--- START OF Dataset excerpts ---

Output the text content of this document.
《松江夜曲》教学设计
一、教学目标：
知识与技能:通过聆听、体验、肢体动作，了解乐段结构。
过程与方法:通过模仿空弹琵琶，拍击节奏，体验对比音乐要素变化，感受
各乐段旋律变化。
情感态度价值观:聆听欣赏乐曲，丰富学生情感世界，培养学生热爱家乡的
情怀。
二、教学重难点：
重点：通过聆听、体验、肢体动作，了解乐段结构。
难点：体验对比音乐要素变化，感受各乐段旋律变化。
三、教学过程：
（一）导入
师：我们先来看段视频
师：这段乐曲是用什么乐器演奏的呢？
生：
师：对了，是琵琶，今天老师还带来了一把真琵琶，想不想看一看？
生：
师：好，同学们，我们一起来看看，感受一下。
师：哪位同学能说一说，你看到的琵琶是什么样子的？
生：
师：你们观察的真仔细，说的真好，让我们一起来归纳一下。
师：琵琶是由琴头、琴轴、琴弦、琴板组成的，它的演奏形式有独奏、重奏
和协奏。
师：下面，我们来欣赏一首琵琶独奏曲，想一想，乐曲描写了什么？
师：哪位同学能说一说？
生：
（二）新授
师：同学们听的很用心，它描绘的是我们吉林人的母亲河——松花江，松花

--- END OF Dataset excerpts ---

Find the lines that include the string "哪位同学能说一说", then copy each of them.

_Complete answer:_
师：哪位同学能说一说，你看到的琵琶是什么样子的？
师：哪位同学能说一说？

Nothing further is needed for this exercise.